* Problem statement:
Copy each line of the data below with the word "square".

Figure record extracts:
......
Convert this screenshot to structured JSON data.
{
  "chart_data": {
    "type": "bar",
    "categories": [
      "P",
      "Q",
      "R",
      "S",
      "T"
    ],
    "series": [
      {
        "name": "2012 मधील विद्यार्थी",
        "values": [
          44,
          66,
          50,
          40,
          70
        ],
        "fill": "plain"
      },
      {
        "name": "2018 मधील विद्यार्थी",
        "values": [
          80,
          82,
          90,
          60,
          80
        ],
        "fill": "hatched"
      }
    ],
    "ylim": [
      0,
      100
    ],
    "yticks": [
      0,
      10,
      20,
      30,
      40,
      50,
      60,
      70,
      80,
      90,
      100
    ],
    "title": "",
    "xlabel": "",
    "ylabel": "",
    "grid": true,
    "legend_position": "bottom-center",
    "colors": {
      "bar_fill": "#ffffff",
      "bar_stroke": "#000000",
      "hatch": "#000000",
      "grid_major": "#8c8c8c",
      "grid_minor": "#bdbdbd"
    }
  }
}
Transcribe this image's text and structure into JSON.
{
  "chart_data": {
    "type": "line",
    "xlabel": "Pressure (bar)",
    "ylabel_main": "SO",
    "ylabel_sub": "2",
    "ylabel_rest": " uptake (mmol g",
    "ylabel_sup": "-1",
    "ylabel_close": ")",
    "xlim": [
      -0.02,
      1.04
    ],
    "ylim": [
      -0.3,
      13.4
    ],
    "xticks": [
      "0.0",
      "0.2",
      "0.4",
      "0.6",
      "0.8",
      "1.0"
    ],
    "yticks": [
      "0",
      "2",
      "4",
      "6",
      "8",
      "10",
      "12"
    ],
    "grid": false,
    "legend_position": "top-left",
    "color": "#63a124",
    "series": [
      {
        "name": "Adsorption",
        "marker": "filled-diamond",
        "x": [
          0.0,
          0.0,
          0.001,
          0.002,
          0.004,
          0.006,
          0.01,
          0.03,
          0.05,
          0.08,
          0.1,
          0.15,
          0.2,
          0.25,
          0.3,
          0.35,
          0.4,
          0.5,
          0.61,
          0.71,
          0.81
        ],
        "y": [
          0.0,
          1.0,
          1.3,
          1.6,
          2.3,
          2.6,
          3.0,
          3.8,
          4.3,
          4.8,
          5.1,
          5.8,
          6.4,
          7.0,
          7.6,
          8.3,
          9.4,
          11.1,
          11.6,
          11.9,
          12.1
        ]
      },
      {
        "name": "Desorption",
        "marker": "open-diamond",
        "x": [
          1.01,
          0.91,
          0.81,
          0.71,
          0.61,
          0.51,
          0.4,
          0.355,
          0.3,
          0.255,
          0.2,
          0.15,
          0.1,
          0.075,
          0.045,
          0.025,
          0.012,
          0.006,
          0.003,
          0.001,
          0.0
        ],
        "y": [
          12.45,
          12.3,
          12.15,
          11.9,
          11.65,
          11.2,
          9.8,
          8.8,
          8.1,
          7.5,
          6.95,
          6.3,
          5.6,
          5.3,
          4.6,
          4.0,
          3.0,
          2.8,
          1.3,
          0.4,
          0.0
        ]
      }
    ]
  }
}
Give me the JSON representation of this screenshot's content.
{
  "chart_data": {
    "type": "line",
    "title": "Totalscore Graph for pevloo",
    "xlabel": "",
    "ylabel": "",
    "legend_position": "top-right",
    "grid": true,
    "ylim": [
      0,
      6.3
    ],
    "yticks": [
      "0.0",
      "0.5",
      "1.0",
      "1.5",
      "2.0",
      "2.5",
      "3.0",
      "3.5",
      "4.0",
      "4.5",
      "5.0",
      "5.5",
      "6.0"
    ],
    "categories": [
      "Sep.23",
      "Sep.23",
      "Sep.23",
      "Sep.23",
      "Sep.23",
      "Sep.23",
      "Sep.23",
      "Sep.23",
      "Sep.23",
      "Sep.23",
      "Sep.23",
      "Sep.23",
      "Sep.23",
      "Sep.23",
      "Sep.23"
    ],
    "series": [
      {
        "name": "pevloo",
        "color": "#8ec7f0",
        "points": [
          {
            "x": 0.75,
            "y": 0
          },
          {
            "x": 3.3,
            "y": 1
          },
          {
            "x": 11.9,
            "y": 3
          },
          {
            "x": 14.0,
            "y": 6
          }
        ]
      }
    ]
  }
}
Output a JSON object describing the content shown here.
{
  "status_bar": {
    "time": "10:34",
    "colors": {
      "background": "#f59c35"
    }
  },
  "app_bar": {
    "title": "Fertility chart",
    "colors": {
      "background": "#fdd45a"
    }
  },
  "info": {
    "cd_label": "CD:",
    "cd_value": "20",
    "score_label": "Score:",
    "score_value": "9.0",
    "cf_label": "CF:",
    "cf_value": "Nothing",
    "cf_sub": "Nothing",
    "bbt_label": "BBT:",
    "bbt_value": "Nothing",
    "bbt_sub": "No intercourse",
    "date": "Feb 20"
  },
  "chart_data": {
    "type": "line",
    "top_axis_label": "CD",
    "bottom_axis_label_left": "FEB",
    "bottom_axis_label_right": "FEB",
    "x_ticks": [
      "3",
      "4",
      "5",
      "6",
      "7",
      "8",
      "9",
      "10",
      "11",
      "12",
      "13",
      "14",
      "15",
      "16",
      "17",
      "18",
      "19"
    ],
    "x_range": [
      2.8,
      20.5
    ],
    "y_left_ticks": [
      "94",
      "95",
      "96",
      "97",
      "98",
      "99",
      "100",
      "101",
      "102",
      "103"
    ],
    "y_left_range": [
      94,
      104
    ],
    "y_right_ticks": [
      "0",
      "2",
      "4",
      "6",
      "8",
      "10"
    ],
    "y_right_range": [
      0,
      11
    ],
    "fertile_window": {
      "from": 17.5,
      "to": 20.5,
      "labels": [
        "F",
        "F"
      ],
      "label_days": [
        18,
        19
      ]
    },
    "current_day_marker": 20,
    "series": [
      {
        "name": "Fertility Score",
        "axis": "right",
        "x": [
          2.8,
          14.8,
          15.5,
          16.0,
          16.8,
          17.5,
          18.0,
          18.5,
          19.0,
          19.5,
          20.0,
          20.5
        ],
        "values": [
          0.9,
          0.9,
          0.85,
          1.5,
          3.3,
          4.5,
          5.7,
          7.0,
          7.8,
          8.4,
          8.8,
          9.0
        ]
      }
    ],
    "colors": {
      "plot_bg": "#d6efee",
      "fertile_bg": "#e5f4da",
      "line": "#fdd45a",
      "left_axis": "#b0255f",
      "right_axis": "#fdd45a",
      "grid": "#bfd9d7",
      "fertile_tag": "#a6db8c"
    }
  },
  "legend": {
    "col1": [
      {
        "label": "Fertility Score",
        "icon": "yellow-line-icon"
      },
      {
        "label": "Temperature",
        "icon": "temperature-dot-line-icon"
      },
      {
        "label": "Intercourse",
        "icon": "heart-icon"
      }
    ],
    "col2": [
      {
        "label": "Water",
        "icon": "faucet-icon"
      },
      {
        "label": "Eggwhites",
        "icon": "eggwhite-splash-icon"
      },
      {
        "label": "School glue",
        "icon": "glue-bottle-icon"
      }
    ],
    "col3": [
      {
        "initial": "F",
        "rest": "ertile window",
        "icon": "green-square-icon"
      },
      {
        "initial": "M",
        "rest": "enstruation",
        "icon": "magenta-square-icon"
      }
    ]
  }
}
......
* The output:
        "icon": "green-square-icon"
        "icon": "magenta-square-icon"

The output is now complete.